**Exercise**
Omit every picture and return the rest of the data unaltered.
--
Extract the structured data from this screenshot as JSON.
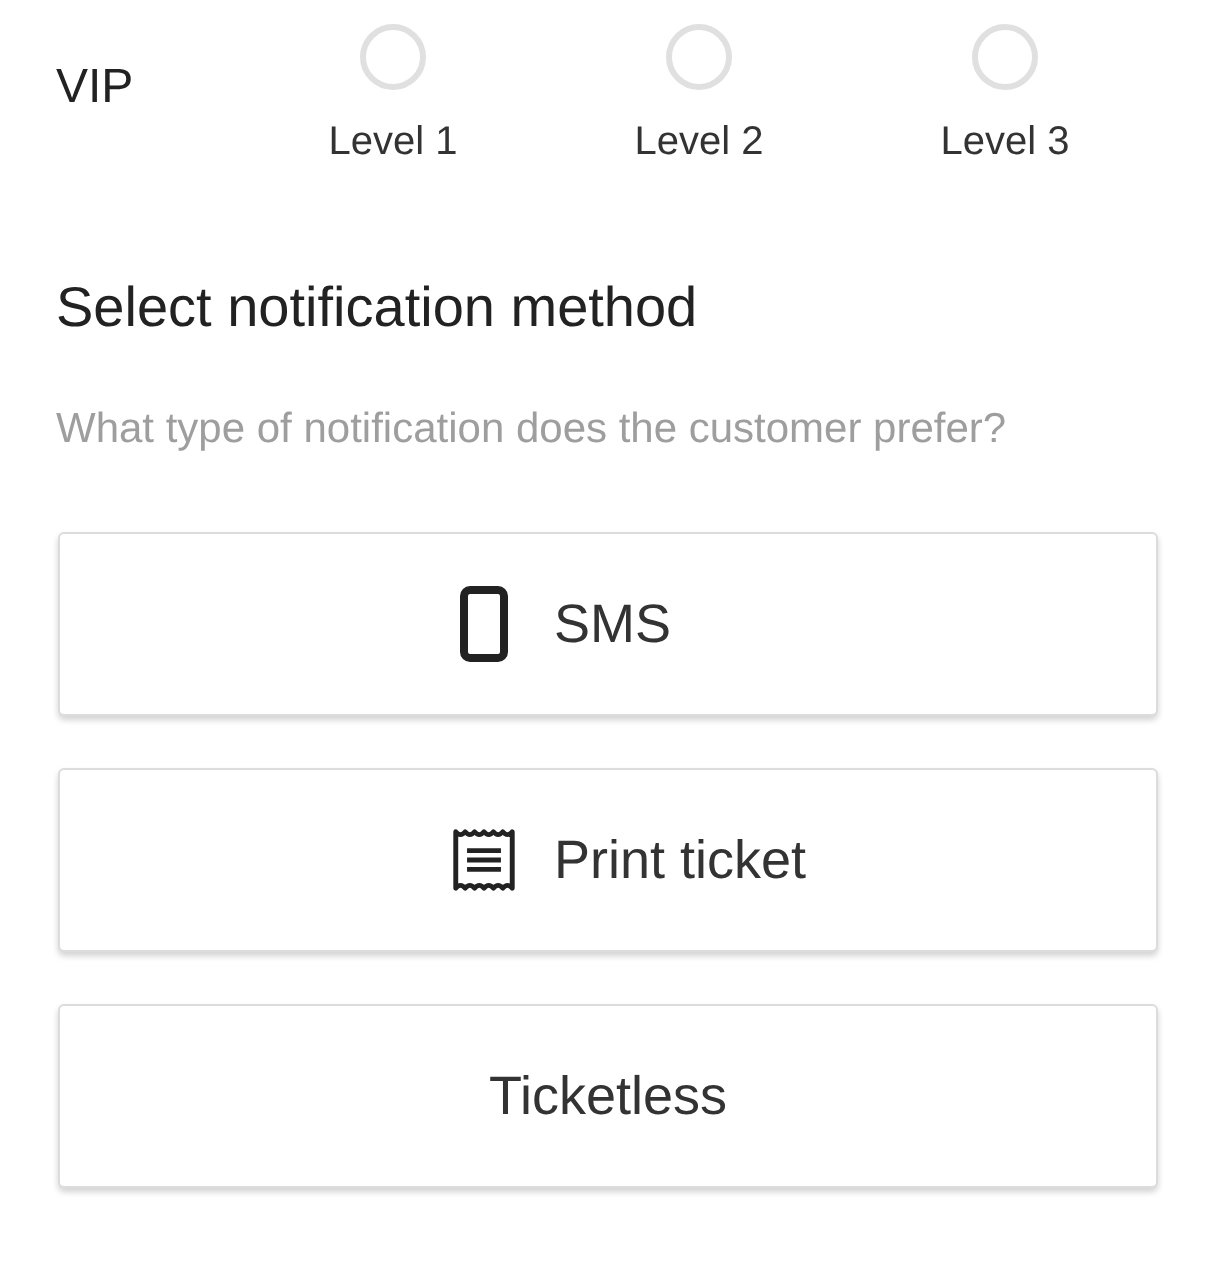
{
  "vip": {
    "label": "VIP",
    "levels": [
      {
        "label": "Level 1",
        "selected": false
      },
      {
        "label": "Level 2",
        "selected": false
      },
      {
        "label": "Level 3",
        "selected": false
      }
    ]
  },
  "notification": {
    "title": "Select notification method",
    "subtitle": "What type of notification does the customer prefer?",
    "options": [
      {
        "kind": "phone",
        "label": "SMS",
        "selected": false
      },
      {
        "kind": "receipt",
        "label": "Print ticket",
        "selected": false
      },
      {
        "kind": "plain",
        "label": "Ticketless",
        "selected": false
      }
    ]
  }
}
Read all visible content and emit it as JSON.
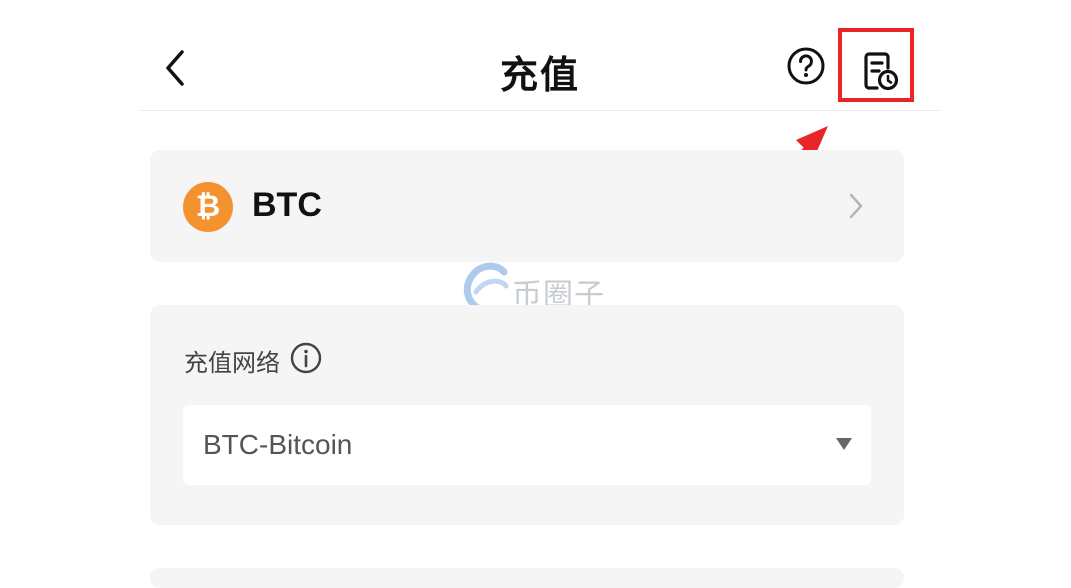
{
  "header": {
    "title": "充值",
    "back_icon": "chevron-left-icon",
    "help_icon": "question-circle-icon",
    "history_icon": "document-clock-icon"
  },
  "coin": {
    "name": "BTC",
    "icon_glyph": "₿",
    "icon_color": "#f3922f"
  },
  "network": {
    "label": "充值网络",
    "info_icon": "info-circle-icon",
    "selected": "BTC-Bitcoin"
  },
  "annotation": {
    "color": "#e8262a"
  },
  "watermark": {
    "text": "币圈子"
  }
}
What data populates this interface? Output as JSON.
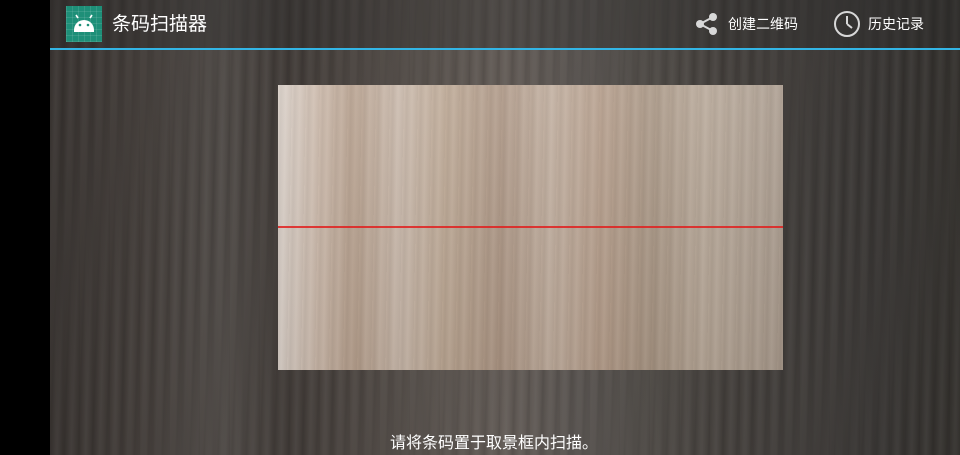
{
  "app": {
    "title": "条码扫描器",
    "icon": "android-robot-icon"
  },
  "toolbar": {
    "share_label": "创建二维码",
    "share_icon": "share-icon",
    "history_label": "历史记录",
    "history_icon": "clock-icon",
    "overflow_icon": "more-vertical-icon",
    "divider_color": "#33b5e5"
  },
  "scanner": {
    "laser_color": "#e0201e",
    "status_text": "请将条码置于取景框内扫描。"
  }
}
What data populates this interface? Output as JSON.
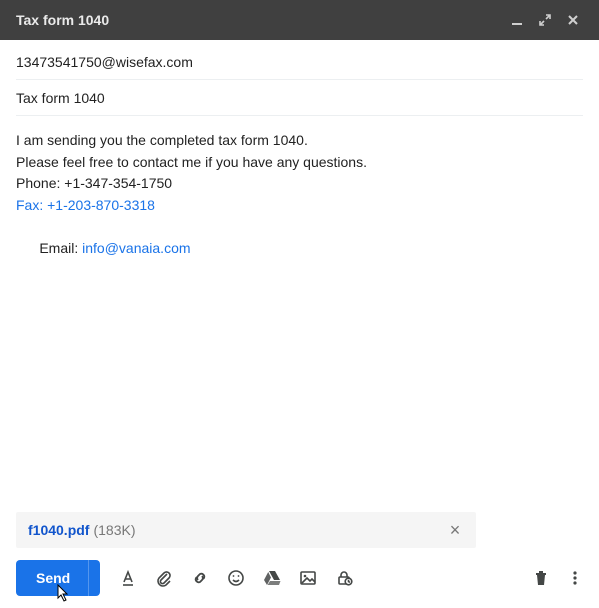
{
  "header": {
    "title": "Tax form 1040"
  },
  "to": "13473541750@wisefax.com",
  "subject": "Tax form 1040",
  "body": {
    "line1": "I am sending you the completed tax form 1040.",
    "line2": "Please feel free to contact me if you have any questions.",
    "line3": "Phone: +1-347-354-1750",
    "fax": "Fax: +1-203-870-3318",
    "email_label": "Email: ",
    "email_link": "info@vanaia.com"
  },
  "attachment": {
    "name": "f1040.pdf",
    "size": "(183K)"
  },
  "toolbar": {
    "send_label": "Send"
  }
}
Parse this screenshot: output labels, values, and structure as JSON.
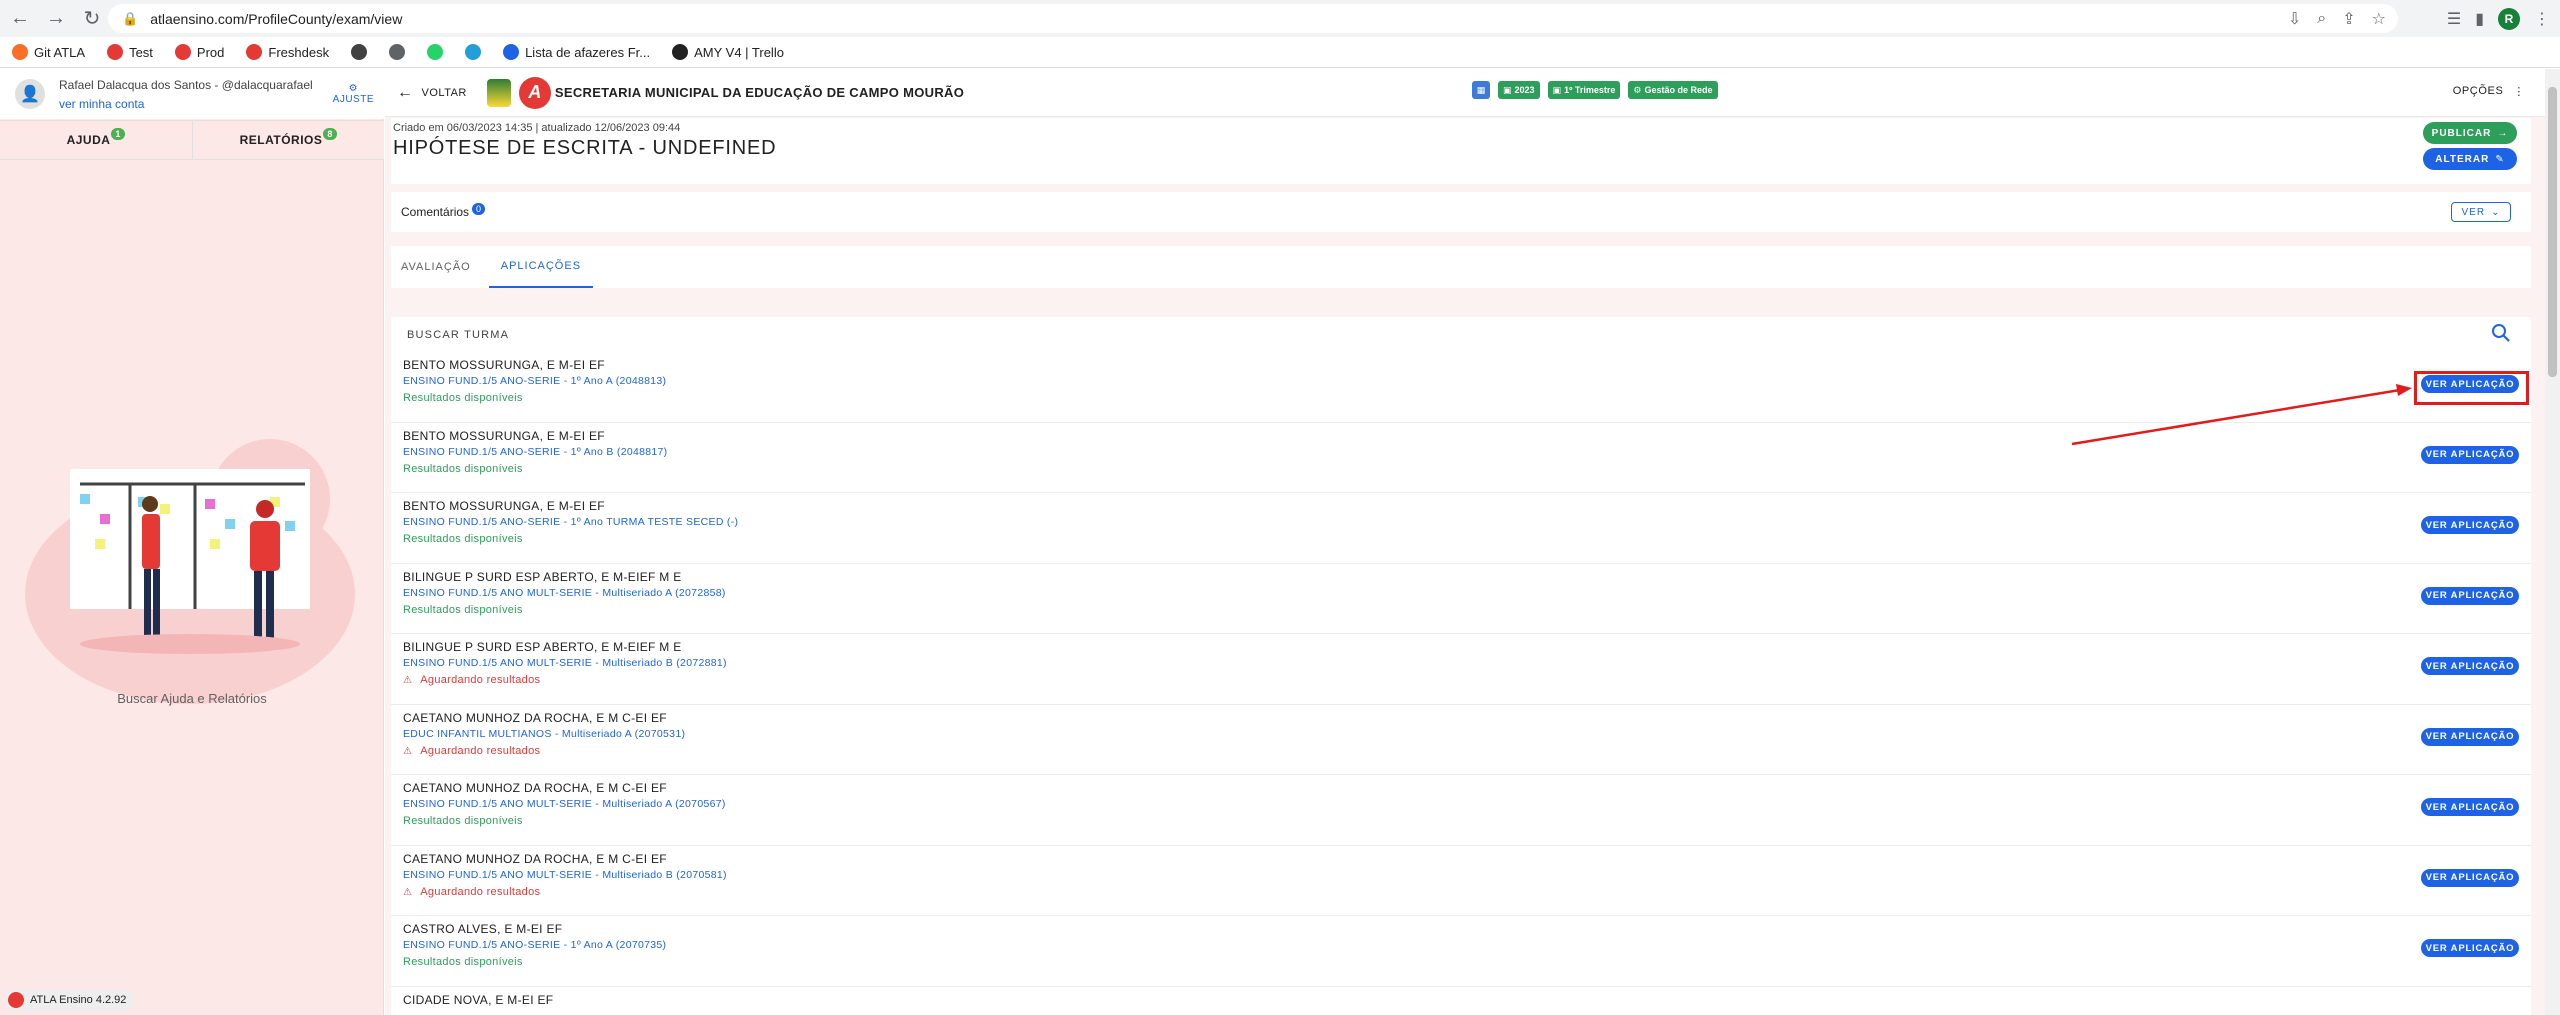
{
  "browser": {
    "url": "atlaensino.com/ProfileCounty/exam/view",
    "profile_initial": "R",
    "bookmarks": [
      {
        "label": "Git ATLA",
        "color": "#fc6d26"
      },
      {
        "label": "Test",
        "color": "#e53935"
      },
      {
        "label": "Prod",
        "color": "#e53935"
      },
      {
        "label": "Freshdesk",
        "color": "#e53935"
      },
      {
        "label": "",
        "color": "#424242"
      },
      {
        "label": "",
        "color": "#5f6368"
      },
      {
        "label": "",
        "color": "#25d366"
      },
      {
        "label": "",
        "color": "#229ed9"
      },
      {
        "label": "Lista de afazeres Fr...",
        "color": "#1e63e6"
      },
      {
        "label": "AMY V4 | Trello",
        "color": "#212121"
      }
    ]
  },
  "sidebar": {
    "user_name": "Rafael Dalacqua dos Santos - @dalacquarafael",
    "user_link": "ver minha conta",
    "ajuste": "AJUSTE",
    "tabs": [
      {
        "label": "AJUDA",
        "badge": "1"
      },
      {
        "label": "RELATÓRIOS",
        "badge": "8"
      }
    ],
    "help_text": "Buscar Ajuda e Relatórios",
    "version": "ATLA Ensino 4.2.92"
  },
  "topbar": {
    "back_label": "VOLTAR",
    "org_title": "SECRETARIA MUNICIPAL DA EDUCAÇÃO DE CAMPO MOURÃO",
    "chips": [
      "2023",
      "1º Trimestre",
      "Gestão de Rede"
    ],
    "options_label": "OPÇÕES"
  },
  "exam": {
    "meta": "Criado em 06/03/2023 14:35 | atualizado 12/06/2023 09:44",
    "title": "HIPÓTESE DE ESCRITA - UNDEFINED",
    "publish_label": "PUBLICAR",
    "edit_label": "ALTERAR"
  },
  "comments": {
    "label": "Comentários",
    "count": "0",
    "view_label": "VER"
  },
  "tabs": [
    {
      "label": "AVALIAÇÃO",
      "active": false
    },
    {
      "label": "APLICAÇÕES",
      "active": true
    }
  ],
  "list": {
    "search_label": "BUSCAR TURMA",
    "button_label": "VER APLICAÇÃO",
    "rows": [
      {
        "school": "BENTO MOSSURUNGA, E M-EI EF",
        "class": "ENSINO FUND.1/5 ANO-SERIE - 1º Ano A (2048813)",
        "status": "Resultados disponíveis",
        "status_type": "ok"
      },
      {
        "school": "BENTO MOSSURUNGA, E M-EI EF",
        "class": "ENSINO FUND.1/5 ANO-SERIE - 1º Ano B (2048817)",
        "status": "Resultados disponíveis",
        "status_type": "ok"
      },
      {
        "school": "BENTO MOSSURUNGA, E M-EI EF",
        "class": "ENSINO FUND.1/5 ANO-SERIE - 1º Ano TURMA TESTE SECED (-)",
        "status": "Resultados disponíveis",
        "status_type": "ok"
      },
      {
        "school": "BILINGUE P SURD ESP ABERTO, E M-EIEF M E",
        "class": "ENSINO FUND.1/5 ANO MULT-SERIE - Multiseriado A (2072858)",
        "status": "Resultados disponíveis",
        "status_type": "ok"
      },
      {
        "school": "BILINGUE P SURD ESP ABERTO, E M-EIEF M E",
        "class": "ENSINO FUND.1/5 ANO MULT-SERIE - Multiseriado B (2072881)",
        "status": "Aguardando resultados",
        "status_type": "wait"
      },
      {
        "school": "CAETANO MUNHOZ DA ROCHA, E M C-EI EF",
        "class": "EDUC INFANTIL MULTIANOS - Multiseriado A (2070531)",
        "status": "Aguardando resultados",
        "status_type": "wait"
      },
      {
        "school": "CAETANO MUNHOZ DA ROCHA, E M C-EI EF",
        "class": "ENSINO FUND.1/5 ANO MULT-SERIE - Multiseriado A (2070567)",
        "status": "Resultados disponíveis",
        "status_type": "ok"
      },
      {
        "school": "CAETANO MUNHOZ DA ROCHA, E M C-EI EF",
        "class": "ENSINO FUND.1/5 ANO MULT-SERIE - Multiseriado B (2070581)",
        "status": "Aguardando resultados",
        "status_type": "wait"
      },
      {
        "school": "CASTRO ALVES, E M-EI EF",
        "class": "ENSINO FUND.1/5 ANO-SERIE - 1º Ano A (2070735)",
        "status": "Resultados disponíveis",
        "status_type": "ok"
      },
      {
        "school": "CIDADE NOVA, E M-EI EF",
        "class": "",
        "status": "",
        "status_type": "ok"
      }
    ]
  },
  "colors": {
    "accent": "#1e63e6",
    "success": "#2e9e5b",
    "danger": "#e53935",
    "annotation": "#e21b1b"
  }
}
--
**Expected output**
Extract the structured data from this screenshot as JSON.
{
  "vip": {
    "label": "VIP",
    "levels": [
      {
        "label": "Level 1",
        "selected": false
      },
      {
        "label": "Level 2",
        "selected": false
      },
      {
        "label": "Level 3",
        "selected": false
      }
    ]
  },
  "notification": {
    "title": "Select notification method",
    "subtitle": "What type of notification does the customer prefer?",
    "options": [
      {
        "kind": "phone",
        "label": "SMS",
        "selected": false
      },
      {
        "kind": "receipt",
        "label": "Print ticket",
        "selected": false
      },
      {
        "kind": "plain",
        "label": "Ticketless",
        "selected": false
      }
    ]
  }
}
Read all visible content and emit it as JSON.
{
  "header": {
    "title": "充值",
    "back_icon": "chevron-left-icon",
    "help_icon": "question-circle-icon",
    "history_icon": "document-clock-icon"
  },
  "coin": {
    "name": "BTC",
    "icon_glyph": "₿",
    "icon_color": "#f3922f"
  },
  "network": {
    "label": "充值网络",
    "info_icon": "info-circle-icon",
    "selected": "BTC-Bitcoin"
  },
  "annotation": {
    "color": "#e8262a"
  },
  "watermark": {
    "text": "币圈子"
  }
}
What data populates this interface? Output as JSON.
{
  "app": {
    "title": "条码扫描器",
    "icon": "android-robot-icon"
  },
  "toolbar": {
    "share_label": "创建二维码",
    "share_icon": "share-icon",
    "history_label": "历史记录",
    "history_icon": "clock-icon",
    "overflow_icon": "more-vertical-icon",
    "divider_color": "#33b5e5"
  },
  "scanner": {
    "laser_color": "#e0201e",
    "status_text": "请将条码置于取景框内扫描。"
  }
}
What data populates this interface? Output as JSON.
{
  "header": {
    "title": "Tax form 1040"
  },
  "to": "13473541750@wisefax.com",
  "subject": "Tax form 1040",
  "body": {
    "line1": "I am sending you the completed tax form 1040.",
    "line2": "Please feel free to contact me if you have any questions.",
    "line3": "Phone: +1-347-354-1750",
    "fax": "Fax: +1-203-870-3318",
    "email_label": "Email: ",
    "email_link": "info@vanaia.com"
  },
  "attachment": {
    "name": "f1040.pdf",
    "size": "(183K)"
  },
  "toolbar": {
    "send_label": "Send"
  }
}
Parse this screenshot: output labels, values, and structure as JSON.
{
  "browser": {
    "url": "atlaensino.com/ProfileCounty/exam/view",
    "profile_initial": "R",
    "bookmarks": [
      {
        "label": "Git ATLA",
        "color": "#fc6d26"
      },
      {
        "label": "Test",
        "color": "#e53935"
      },
      {
        "label": "Prod",
        "color": "#e53935"
      },
      {
        "label": "Freshdesk",
        "color": "#e53935"
      },
      {
        "label": "",
        "color": "#424242"
      },
      {
        "label": "",
        "color": "#5f6368"
      },
      {
        "label": "",
        "color": "#25d366"
      },
      {
        "label": "",
        "color": "#229ed9"
      },
      {
        "label": "Lista de afazeres Fr...",
        "color": "#1e63e6"
      },
      {
        "label": "AMY V4 | Trello",
        "color": "#212121"
      }
    ]
  },
  "sidebar": {
    "user_name": "Rafael Dalacqua dos Santos - @dalacquarafael",
    "user_link": "ver minha conta",
    "ajuste": "AJUSTE",
    "tabs": [
      {
        "label": "AJUDA",
        "badge": "1"
      },
      {
        "label": "RELATÓRIOS",
        "badge": "8"
      }
    ],
    "help_text": "Buscar Ajuda e Relatórios",
    "version": "ATLA Ensino 4.2.92"
  },
  "topbar": {
    "back_label": "VOLTAR",
    "org_title": "SECRETARIA MUNICIPAL DA EDUCAÇÃO DE CAMPO MOURÃO",
    "chips": [
      "2023",
      "1º Trimestre",
      "Gestão de Rede"
    ],
    "options_label": "OPÇÕES"
  },
  "exam": {
    "meta": "Criado em 06/03/2023 14:35 | atualizado 12/06/2023 09:44",
    "title": "HIPÓTESE DE ESCRITA - UNDEFINED",
    "publish_label": "PUBLICAR",
    "edit_label": "ALTERAR"
  },
  "comments": {
    "label": "Comentários",
    "count": "0",
    "view_label": "VER"
  },
  "tabs": [
    {
      "label": "AVALIAÇÃO",
      "active": false
    },
    {
      "label": "APLICAÇÕES",
      "active": true
    }
  ],
  "list": {
    "search_label": "BUSCAR TURMA",
    "button_label": "VER APLICAÇÃO",
    "rows": [
      {
        "school": "BENTO MOSSURUNGA, E M-EI EF",
        "class": "ENSINO FUND.1/5 ANO-SERIE - 1º Ano A (2048813)",
        "status": "Resultados disponíveis",
        "status_type": "ok"
      },
      {
        "school": "BENTO MOSSURUNGA, E M-EI EF",
        "class": "ENSINO FUND.1/5 ANO-SERIE - 1º Ano B (2048817)",
        "status": "Resultados disponíveis",
        "status_type": "ok"
      },
      {
        "school": "BENTO MOSSURUNGA, E M-EI EF",
        "class": "ENSINO FUND.1/5 ANO-SERIE - 1º Ano TURMA TESTE SECED (-)",
        "status": "Resultados disponíveis",
        "status_type": "ok"
      },
      {
        "school": "BILINGUE P SURD ESP ABERTO, E M-EIEF M E",
        "class": "ENSINO FUND.1/5 ANO MULT-SERIE - Multiseriado A (2072858)",
        "status": "Resultados disponíveis",
        "status_type": "ok"
      },
      {
        "school": "BILINGUE P SURD ESP ABERTO, E M-EIEF M E",
        "class": "ENSINO FUND.1/5 ANO MULT-SERIE - Multiseriado B (2072881)",
        "status": "Aguardando resultados",
        "status_type": "wait"
      },
      {
        "school": "CAETANO MUNHOZ DA ROCHA, E M C-EI EF",
        "class": "EDUC INFANTIL MULTIANOS - Multiseriado A (2070531)",
        "status": "Aguardando resultados",
        "status_type": "wait"
      },
      {
        "school": "CAETANO MUNHOZ DA ROCHA, E M C-EI EF",
        "class": "ENSINO FUND.1/5 ANO MULT-SERIE - Multiseriado A (2070567)",
        "status": "Resultados disponíveis",
        "status_type": "ok"
      },
      {
        "school": "CAETANO MUNHOZ DA ROCHA, E M C-EI EF",
        "class": "ENSINO FUND.1/5 ANO MULT-SERIE - Multiseriado B (2070581)",
        "status": "Aguardando resultados",
        "status_type": "wait"
      },
      {
        "school": "CASTRO ALVES, E M-EI EF",
        "class": "ENSINO FUND.1/5 ANO-SERIE - 1º Ano A (2070735)",
        "status": "Resultados disponíveis",
        "status_type": "ok"
      },
      {
        "school": "CIDADE NOVA, E M-EI EF",
        "class": "",
        "status": "",
        "status_type": "ok"
      }
    ]
  },
  "colors": {
    "accent": "#1e63e6",
    "success": "#2e9e5b",
    "danger": "#e53935",
    "annotation": "#e21b1b"
  }
}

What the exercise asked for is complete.